Work to be completed »
Return all lines with the word "чемпионата" in them.

┌─ Given entries

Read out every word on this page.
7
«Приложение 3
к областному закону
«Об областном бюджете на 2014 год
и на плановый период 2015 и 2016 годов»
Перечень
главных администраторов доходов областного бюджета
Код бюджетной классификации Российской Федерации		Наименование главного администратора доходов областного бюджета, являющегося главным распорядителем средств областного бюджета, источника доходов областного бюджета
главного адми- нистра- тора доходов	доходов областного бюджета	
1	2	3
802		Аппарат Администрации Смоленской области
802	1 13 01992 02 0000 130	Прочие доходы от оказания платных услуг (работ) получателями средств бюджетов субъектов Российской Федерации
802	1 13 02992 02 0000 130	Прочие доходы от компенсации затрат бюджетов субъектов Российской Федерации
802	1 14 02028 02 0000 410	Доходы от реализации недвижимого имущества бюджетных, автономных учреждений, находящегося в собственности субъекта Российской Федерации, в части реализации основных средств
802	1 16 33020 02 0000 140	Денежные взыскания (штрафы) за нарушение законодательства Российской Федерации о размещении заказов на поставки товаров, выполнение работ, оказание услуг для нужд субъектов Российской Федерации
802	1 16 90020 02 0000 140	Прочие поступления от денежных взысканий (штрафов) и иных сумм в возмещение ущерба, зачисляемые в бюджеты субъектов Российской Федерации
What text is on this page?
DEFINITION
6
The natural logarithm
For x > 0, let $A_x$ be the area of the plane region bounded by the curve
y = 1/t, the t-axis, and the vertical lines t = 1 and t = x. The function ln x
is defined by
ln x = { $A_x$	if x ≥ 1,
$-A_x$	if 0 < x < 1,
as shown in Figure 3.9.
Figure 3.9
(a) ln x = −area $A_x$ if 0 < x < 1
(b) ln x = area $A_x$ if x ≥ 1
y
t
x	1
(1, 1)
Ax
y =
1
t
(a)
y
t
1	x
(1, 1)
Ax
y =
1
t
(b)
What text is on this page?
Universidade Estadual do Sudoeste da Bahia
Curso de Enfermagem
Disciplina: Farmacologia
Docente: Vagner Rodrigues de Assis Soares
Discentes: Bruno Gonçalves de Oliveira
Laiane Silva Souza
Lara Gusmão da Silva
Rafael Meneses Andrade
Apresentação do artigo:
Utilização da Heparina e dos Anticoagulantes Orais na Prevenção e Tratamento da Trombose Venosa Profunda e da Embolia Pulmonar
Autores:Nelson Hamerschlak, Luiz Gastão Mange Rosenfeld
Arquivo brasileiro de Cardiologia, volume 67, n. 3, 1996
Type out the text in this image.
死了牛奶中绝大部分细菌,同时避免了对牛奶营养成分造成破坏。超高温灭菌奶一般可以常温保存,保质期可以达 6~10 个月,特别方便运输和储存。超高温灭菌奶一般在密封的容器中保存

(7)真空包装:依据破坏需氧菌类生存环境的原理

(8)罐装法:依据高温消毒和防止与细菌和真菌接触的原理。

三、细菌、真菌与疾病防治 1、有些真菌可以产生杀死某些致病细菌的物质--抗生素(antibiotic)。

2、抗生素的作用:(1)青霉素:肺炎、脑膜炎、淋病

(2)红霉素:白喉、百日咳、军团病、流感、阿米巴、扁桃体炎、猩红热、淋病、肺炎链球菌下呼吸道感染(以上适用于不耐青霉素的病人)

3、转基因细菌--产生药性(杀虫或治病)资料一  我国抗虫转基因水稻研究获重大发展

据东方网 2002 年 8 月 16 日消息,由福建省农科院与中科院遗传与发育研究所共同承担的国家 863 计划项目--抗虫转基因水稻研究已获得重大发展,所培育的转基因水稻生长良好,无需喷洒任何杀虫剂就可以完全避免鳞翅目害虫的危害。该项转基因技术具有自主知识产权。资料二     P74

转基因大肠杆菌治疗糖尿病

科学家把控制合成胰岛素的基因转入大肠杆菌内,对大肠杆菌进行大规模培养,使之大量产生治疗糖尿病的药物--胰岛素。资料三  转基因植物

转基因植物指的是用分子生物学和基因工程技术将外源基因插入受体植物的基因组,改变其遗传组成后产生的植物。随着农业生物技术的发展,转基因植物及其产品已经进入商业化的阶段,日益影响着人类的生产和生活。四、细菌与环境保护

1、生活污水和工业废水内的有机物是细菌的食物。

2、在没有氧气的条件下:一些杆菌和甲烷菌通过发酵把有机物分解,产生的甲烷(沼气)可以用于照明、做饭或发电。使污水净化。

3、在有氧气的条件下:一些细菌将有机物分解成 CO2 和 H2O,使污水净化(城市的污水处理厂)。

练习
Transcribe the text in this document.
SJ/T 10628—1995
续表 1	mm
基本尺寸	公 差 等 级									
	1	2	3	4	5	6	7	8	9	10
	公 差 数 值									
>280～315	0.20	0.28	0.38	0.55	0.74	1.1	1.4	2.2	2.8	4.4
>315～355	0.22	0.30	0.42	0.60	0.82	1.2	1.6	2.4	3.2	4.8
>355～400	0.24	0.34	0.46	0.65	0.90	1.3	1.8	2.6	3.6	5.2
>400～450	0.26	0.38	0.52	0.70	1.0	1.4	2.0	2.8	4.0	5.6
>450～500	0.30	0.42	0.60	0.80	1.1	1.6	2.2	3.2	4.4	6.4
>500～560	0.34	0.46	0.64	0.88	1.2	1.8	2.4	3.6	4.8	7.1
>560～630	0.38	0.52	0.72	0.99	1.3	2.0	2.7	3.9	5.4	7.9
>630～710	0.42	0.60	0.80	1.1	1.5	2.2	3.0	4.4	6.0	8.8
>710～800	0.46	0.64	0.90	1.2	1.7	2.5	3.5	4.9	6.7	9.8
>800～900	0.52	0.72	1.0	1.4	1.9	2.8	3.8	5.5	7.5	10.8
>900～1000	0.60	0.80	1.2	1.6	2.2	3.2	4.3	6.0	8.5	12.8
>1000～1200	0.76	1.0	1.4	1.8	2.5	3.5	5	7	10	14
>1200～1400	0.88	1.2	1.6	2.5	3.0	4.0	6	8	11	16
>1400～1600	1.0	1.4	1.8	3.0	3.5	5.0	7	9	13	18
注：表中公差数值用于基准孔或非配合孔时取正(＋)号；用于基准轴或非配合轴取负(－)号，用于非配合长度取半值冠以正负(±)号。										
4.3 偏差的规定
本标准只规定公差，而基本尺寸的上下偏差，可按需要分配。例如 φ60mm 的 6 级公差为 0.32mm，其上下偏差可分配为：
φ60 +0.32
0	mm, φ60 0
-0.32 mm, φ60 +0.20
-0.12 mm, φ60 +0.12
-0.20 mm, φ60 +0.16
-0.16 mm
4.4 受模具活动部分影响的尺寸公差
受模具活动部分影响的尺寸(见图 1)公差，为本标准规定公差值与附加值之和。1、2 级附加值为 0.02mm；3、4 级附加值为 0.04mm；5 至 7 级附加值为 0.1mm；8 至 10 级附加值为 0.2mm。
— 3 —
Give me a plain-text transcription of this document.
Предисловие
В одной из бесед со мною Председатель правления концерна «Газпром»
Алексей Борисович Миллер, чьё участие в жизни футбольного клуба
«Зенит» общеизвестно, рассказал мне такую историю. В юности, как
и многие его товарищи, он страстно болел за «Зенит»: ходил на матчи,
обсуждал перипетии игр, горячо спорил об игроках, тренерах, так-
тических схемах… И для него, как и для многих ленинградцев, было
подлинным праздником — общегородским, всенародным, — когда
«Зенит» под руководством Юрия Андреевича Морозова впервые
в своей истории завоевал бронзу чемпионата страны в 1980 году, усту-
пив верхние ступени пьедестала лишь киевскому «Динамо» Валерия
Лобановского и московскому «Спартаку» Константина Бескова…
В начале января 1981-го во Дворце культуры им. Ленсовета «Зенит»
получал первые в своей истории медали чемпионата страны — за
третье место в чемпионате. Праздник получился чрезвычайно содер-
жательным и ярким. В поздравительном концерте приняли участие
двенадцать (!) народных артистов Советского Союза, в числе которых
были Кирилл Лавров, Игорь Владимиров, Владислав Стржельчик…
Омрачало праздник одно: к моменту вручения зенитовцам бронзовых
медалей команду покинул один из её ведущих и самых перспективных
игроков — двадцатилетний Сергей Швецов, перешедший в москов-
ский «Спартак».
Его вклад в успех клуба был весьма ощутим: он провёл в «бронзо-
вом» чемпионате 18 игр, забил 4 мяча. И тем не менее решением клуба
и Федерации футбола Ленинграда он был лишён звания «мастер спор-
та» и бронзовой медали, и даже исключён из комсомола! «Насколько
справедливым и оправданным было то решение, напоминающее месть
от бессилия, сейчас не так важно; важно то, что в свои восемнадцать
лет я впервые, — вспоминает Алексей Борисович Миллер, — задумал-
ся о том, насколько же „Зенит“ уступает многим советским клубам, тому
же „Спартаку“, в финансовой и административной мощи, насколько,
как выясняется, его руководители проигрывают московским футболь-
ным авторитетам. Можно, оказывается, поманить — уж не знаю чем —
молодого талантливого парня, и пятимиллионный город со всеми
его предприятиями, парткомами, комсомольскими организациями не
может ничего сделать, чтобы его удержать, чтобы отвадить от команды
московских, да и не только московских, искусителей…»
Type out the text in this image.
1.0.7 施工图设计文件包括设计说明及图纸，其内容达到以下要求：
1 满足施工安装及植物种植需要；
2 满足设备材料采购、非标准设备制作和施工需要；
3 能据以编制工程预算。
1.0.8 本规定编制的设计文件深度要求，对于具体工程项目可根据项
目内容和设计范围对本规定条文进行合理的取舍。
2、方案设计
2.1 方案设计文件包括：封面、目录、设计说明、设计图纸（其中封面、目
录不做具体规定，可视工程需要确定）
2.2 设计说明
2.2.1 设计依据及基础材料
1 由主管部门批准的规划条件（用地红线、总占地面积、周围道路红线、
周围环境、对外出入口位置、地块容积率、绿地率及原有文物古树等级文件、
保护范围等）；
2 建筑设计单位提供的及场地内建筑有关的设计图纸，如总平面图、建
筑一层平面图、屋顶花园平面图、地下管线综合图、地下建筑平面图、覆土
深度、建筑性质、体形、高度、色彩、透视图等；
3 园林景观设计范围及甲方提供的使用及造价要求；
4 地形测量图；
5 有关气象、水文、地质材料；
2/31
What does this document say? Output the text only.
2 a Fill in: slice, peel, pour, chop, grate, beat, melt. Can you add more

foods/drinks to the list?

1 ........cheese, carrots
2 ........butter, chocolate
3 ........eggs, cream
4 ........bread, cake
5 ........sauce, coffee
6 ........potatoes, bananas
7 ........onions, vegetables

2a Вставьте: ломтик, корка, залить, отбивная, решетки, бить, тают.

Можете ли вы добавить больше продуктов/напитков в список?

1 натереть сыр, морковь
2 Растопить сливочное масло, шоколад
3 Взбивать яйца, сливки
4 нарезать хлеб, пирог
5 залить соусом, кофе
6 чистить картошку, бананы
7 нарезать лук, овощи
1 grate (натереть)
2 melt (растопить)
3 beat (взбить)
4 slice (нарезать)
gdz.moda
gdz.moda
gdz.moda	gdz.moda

└─

Reply »
в своей истории завоевал бронзу чемпионата страны в 1980 году, усту-
получал первые в своей истории медали чемпионата страны — за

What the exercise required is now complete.